» **REQUIREMENTS**:
What follows is a listing. Return every line of it exactly.

--- Begin RECORDS SHOWN ---

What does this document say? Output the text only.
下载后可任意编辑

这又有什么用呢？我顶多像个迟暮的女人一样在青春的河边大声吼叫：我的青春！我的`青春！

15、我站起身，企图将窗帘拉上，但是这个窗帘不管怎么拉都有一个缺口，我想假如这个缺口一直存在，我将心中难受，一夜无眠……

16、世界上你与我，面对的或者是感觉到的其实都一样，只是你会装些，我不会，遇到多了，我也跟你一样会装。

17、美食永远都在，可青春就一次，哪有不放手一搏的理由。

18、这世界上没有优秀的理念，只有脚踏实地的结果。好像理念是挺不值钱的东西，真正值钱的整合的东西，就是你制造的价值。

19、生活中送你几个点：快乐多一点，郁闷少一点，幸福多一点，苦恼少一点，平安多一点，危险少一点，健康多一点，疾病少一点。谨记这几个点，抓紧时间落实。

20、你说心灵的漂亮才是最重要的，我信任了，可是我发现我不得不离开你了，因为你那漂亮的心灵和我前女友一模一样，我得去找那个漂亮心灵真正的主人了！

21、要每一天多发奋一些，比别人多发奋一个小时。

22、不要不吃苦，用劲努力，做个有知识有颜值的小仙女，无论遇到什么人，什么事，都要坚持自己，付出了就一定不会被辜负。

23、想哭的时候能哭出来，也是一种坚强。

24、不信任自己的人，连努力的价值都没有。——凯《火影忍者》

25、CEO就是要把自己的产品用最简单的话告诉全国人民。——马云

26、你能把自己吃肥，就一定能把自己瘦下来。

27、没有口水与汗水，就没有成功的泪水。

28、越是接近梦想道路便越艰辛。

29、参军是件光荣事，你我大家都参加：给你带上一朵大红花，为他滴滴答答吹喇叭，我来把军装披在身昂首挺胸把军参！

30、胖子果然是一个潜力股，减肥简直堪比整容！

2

--- End RECORDS SHOWN ---

» **TASK ANSWER**:
What does this document say? Output the text only.
下载后可任意编辑

这又有什么用呢？我顶多像个迟暮的女人一样在青春的河边大声吼叫：我的青春！我的`青春！

15、我站起身，企图将窗帘拉上，但是这个窗帘不管怎么拉都有一个缺口，我想假如这个缺口一直存在，我将心中难受，一夜无眠……

16、世界上你与我，面对的或者是感觉到的其实都一样，只是你会装些，我不会，遇到多了，我也跟你一样会装。

17、美食永远都在，可青春就一次，哪有不放手一搏的理由。

18、这世界上没有优秀的理念，只有脚踏实地的结果。好像理念是挺不值钱的东西，真正值钱的整合的东西，就是你制造的价值。

19、生活中送你几个点：快乐多一点，郁闷少一点，幸福多一点，苦恼少一点，平安多一点，危险少一点，健康多一点，疾病少一点。谨记这几个点，抓紧时间落实。

20、你说心灵的漂亮才是最重要的，我信任了，可是我发现我不得不离开你了，因为你那漂亮的心灵和我前女友一模一样，我得去找那个漂亮心灵真正的主人了！

21、要每一天多发奋一些，比别人多发奋一个小时。

22、不要不吃苦，用劲努力，做个有知识有颜值的小仙女，无论遇到什么人，什么事，都要坚持自己，付出了就一定不会被辜负。

23、想哭的时候能哭出来，也是一种坚强。

24、不信任自己的人，连努力的价值都没有。——凯《火影忍者》

25、CEO就是要把自己的产品用最简单的话告诉全国人民。——马云

26、你能把自己吃肥，就一定能把自己瘦下来。

27、没有口水与汗水，就没有成功的泪水。

28、越是接近梦想道路便越艰辛。

29、参军是件光荣事，你我大家都参加：给你带上一朵大红花，为他滴滴答答吹喇叭，我来把军装披在身昂首挺胸把军参！

30、胖子果然是一个潜力股，减肥简直堪比整容！

2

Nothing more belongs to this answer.